>>>>
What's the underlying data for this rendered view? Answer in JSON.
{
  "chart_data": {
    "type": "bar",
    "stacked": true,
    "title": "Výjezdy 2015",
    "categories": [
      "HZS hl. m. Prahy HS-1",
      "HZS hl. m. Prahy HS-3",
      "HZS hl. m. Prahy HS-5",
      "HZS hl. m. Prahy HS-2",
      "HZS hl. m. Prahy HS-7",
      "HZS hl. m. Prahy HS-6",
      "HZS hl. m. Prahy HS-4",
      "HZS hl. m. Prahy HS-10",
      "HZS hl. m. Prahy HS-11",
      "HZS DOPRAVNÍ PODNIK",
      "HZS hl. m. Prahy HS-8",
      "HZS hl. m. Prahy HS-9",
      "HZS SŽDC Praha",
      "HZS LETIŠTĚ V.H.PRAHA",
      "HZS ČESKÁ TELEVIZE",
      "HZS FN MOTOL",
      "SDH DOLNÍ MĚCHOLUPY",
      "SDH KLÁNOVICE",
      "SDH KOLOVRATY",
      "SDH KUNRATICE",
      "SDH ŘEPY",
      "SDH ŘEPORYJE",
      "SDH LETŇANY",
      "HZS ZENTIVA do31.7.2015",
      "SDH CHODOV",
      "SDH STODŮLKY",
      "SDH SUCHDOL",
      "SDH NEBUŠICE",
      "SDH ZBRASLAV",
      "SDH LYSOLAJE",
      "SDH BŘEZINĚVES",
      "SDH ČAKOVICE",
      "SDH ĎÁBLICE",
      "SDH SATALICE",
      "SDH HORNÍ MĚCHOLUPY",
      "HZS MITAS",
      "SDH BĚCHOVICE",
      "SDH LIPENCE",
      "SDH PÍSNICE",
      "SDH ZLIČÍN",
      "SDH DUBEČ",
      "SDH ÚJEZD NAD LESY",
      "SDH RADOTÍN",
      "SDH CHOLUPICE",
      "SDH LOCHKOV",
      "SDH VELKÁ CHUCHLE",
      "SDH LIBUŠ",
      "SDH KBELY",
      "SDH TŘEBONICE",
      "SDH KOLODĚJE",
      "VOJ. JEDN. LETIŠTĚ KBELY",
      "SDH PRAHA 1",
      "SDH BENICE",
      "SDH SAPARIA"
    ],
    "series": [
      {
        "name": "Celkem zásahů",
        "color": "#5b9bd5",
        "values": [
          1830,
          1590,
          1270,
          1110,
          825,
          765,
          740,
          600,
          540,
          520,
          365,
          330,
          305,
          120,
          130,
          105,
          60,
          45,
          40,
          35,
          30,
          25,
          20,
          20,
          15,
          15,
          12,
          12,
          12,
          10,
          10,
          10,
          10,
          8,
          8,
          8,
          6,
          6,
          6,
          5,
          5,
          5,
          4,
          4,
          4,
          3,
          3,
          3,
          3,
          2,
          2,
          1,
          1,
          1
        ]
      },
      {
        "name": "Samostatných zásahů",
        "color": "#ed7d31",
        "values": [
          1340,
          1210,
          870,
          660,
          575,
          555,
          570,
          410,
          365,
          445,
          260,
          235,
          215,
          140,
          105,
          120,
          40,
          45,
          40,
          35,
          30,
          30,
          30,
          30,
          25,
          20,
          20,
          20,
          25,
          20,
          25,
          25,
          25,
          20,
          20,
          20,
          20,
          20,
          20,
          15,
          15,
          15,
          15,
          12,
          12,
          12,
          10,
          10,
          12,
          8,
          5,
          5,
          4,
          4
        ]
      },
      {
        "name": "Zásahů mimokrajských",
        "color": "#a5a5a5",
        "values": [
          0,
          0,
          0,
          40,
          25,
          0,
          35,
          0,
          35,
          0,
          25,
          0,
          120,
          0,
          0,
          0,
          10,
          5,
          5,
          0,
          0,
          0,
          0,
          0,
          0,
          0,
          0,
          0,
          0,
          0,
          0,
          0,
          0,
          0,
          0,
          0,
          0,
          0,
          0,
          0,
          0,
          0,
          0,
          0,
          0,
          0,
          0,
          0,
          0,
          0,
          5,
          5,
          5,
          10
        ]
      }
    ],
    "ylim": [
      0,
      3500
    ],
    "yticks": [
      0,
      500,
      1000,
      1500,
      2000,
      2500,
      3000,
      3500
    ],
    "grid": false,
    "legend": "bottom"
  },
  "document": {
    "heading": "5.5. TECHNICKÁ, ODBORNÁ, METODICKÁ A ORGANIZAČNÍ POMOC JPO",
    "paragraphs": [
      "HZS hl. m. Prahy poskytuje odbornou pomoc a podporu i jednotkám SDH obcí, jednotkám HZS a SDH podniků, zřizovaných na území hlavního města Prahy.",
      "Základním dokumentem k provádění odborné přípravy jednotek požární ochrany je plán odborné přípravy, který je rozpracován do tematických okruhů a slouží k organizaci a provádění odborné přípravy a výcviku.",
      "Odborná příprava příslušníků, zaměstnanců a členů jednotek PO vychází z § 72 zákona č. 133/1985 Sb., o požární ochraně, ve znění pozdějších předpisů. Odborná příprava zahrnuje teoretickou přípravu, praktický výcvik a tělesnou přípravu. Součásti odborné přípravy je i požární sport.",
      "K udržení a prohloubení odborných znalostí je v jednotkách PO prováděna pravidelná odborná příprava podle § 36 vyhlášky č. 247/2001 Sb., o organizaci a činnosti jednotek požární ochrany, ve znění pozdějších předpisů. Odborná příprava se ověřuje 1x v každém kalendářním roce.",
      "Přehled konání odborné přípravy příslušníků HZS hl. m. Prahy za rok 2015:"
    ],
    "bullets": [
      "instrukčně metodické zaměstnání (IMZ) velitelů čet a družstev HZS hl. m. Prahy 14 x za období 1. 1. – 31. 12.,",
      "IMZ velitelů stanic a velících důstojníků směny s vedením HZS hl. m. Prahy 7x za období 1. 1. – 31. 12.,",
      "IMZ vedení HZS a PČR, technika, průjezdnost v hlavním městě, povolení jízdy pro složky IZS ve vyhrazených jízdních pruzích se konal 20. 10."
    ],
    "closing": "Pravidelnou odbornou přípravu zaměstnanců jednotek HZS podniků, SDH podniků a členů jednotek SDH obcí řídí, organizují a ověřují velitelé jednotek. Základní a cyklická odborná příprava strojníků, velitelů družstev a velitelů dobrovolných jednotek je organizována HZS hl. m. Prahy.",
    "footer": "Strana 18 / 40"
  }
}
<<<<
_Requirements_.
Extract all of the data above and output it character for character.

_The reply_.
What's the underlying data for this rendered view? Answer in JSON.
{
  "chart_data": {
    "type": "bar",
    "stacked": true,
    "title": "Výjezdy 2015",
    "categories": [
      "HZS hl. m. Prahy HS-1",
      "HZS hl. m. Prahy HS-3",
      "HZS hl. m. Prahy HS-5",
      "HZS hl. m. Prahy HS-2",
      "HZS hl. m. Prahy HS-7",
      "HZS hl. m. Prahy HS-6",
      "HZS hl. m. Prahy HS-4",
      "HZS hl. m. Prahy HS-10",
      "HZS hl. m. Prahy HS-11",
      "HZS DOPRAVNÍ PODNIK",
      "HZS hl. m. Prahy HS-8",
      "HZS hl. m. Prahy HS-9",
      "HZS SŽDC Praha",
      "HZS LETIŠTĚ V.H.PRAHA",
      "HZS ČESKÁ TELEVIZE",
      "HZS FN MOTOL",
      "SDH DOLNÍ MĚCHOLUPY",
      "SDH KLÁNOVICE",
      "SDH KOLOVRATY",
      "SDH KUNRATICE",
      "SDH ŘEPY",
      "SDH ŘEPORYJE",
      "SDH LETŇANY",
      "HZS ZENTIVA do31.7.2015",
      "SDH CHODOV",
      "SDH STODŮLKY",
      "SDH SUCHDOL",
      "SDH NEBUŠICE",
      "SDH ZBRASLAV",
      "SDH LYSOLAJE",
      "SDH BŘEZINĚVES",
      "SDH ČAKOVICE",
      "SDH ĎÁBLICE",
      "SDH SATALICE",
      "SDH HORNÍ MĚCHOLUPY",
      "HZS MITAS",
      "SDH BĚCHOVICE",
      "SDH LIPENCE",
      "SDH PÍSNICE",
      "SDH ZLIČÍN",
      "SDH DUBEČ",
      "SDH ÚJEZD NAD LESY",
      "SDH RADOTÍN",
      "SDH CHOLUPICE",
      "SDH LOCHKOV",
      "SDH VELKÁ CHUCHLE",
      "SDH LIBUŠ",
      "SDH KBELY",
      "SDH TŘEBONICE",
      "SDH KOLODĚJE",
      "VOJ. JEDN. LETIŠTĚ KBELY",
      "SDH PRAHA 1",
      "SDH BENICE",
      "SDH SAPARIA"
    ],
    "series": [
      {
        "name": "Celkem zásahů",
        "color": "#5b9bd5",
        "values": [
          1830,
          1590,
          1270,
          1110,
          825,
          765,
          740,
          600,
          540,
          520,
          365,
          330,
          305,
          120,
          130,
          105,
          60,
          45,
          40,
          35,
          30,
          25,
          20,
          20,
          15,
          15,
          12,
          12,
          12,
          10,
          10,
          10,
          10,
          8,
          8,
          8,
          6,
          6,
          6,
          5,
          5,
          5,
          4,
          4,
          4,
          3,
          3,
          3,
          3,
          2,
          2,
          1,
          1,
          1
        ]
      },
      {
        "name": "Samostatných zásahů",
        "color": "#ed7d31",
        "values": [
          1340,
          1210,
          870,
          660,
          575,
          555,
          570,
          410,
          365,
          445,
          260,
          235,
          215,
          140,
          105,
          120,
          40,
          45,
          40,
          35,
          30,
          30,
          30,
          30,
          25,
          20,
          20,
          20,
          25,
          20,
          25,
          25,
          25,
          20,
          20,
          20,
          20,
          20,
          20,
          15,
          15,
          15,
          15,
          12,
          12,
          12,
          10,
          10,
          12,
          8,
          5,
          5,
          4,
          4
        ]
      },
      {
        "name": "Zásahů mimokrajských",
        "color": "#a5a5a5",
        "values": [
          0,
          0,
          0,
          40,
          25,
          0,
          35,
          0,
          35,
          0,
          25,
          0,
          120,
          0,
          0,
          0,
          10,
          5,
          5,
          0,
          0,
          0,
          0,
          0,
          0,
          0,
          0,
          0,
          0,
          0,
          0,
          0,
          0,
          0,
          0,
          0,
          0,
          0,
          0,
          0,
          0,
          0,
          0,
          0,
          0,
          0,
          0,
          0,
          0,
          0,
          5,
          5,
          5,
          10
        ]
      }
    ],
    "ylim": [
      0,
      3500
    ],
    "yticks": [
      0,
      500,
      1000,
      1500,
      2000,
      2500,
      3000,
      3500
    ],
    "grid": false,
    "legend": "bottom"
  },
  "document": {
    "heading": "5.5. TECHNICKÁ, ODBORNÁ, METODICKÁ A ORGANIZAČNÍ POMOC JPO",
    "paragraphs": [
      "HZS hl. m. Prahy poskytuje odbornou pomoc a podporu i jednotkám SDH obcí, jednotkám HZS a SDH podniků, zřizovaných na území hlavního města Prahy.",
      "Základním dokumentem k provádění odborné přípravy jednotek požární ochrany je plán odborné přípravy, který je rozpracován do tematických okruhů a slouží k organizaci a provádění odborné přípravy a výcviku.",
      "Odborná příprava příslušníků, zaměstnanců a členů jednotek PO vychází z § 72 zákona č. 133/1985 Sb., o požární ochraně, ve znění pozdějších předpisů. Odborná příprava zahrnuje teoretickou přípravu, praktický výcvik a tělesnou přípravu. Součásti odborné přípravy je i požární sport.",
      "K udržení a prohloubení odborných znalostí je v jednotkách PO prováděna pravidelná odborná příprava podle § 36 vyhlášky č. 247/2001 Sb., o organizaci a činnosti jednotek požární ochrany, ve znění pozdějších předpisů. Odborná příprava se ověřuje 1x v každém kalendářním roce.",
      "Přehled konání odborné přípravy příslušníků HZS hl. m. Prahy za rok 2015:"
    ],
    "bullets": [
      "instrukčně metodické zaměstnání (IMZ) velitelů čet a družstev HZS hl. m. Prahy 14 x za období 1. 1. – 31. 12.,",
      "IMZ velitelů stanic a velících důstojníků směny s vedením HZS hl. m. Prahy 7x za období 1. 1. – 31. 12.,",
      "IMZ vedení HZS a PČR, technika, průjezdnost v hlavním městě, povolení jízdy pro složky IZS ve vyhrazených jízdních pruzích se konal 20. 10."
    ],
    "closing": "Pravidelnou odbornou přípravu zaměstnanců jednotek HZS podniků, SDH podniků a členů jednotek SDH obcí řídí, organizují a ověřují velitelé jednotek. Základní a cyklická odborná příprava strojníků, velitelů družstev a velitelů dobrovolných jednotek je organizována HZS hl. m. Prahy.",
    "footer": "Strana 18 / 40"
  }
}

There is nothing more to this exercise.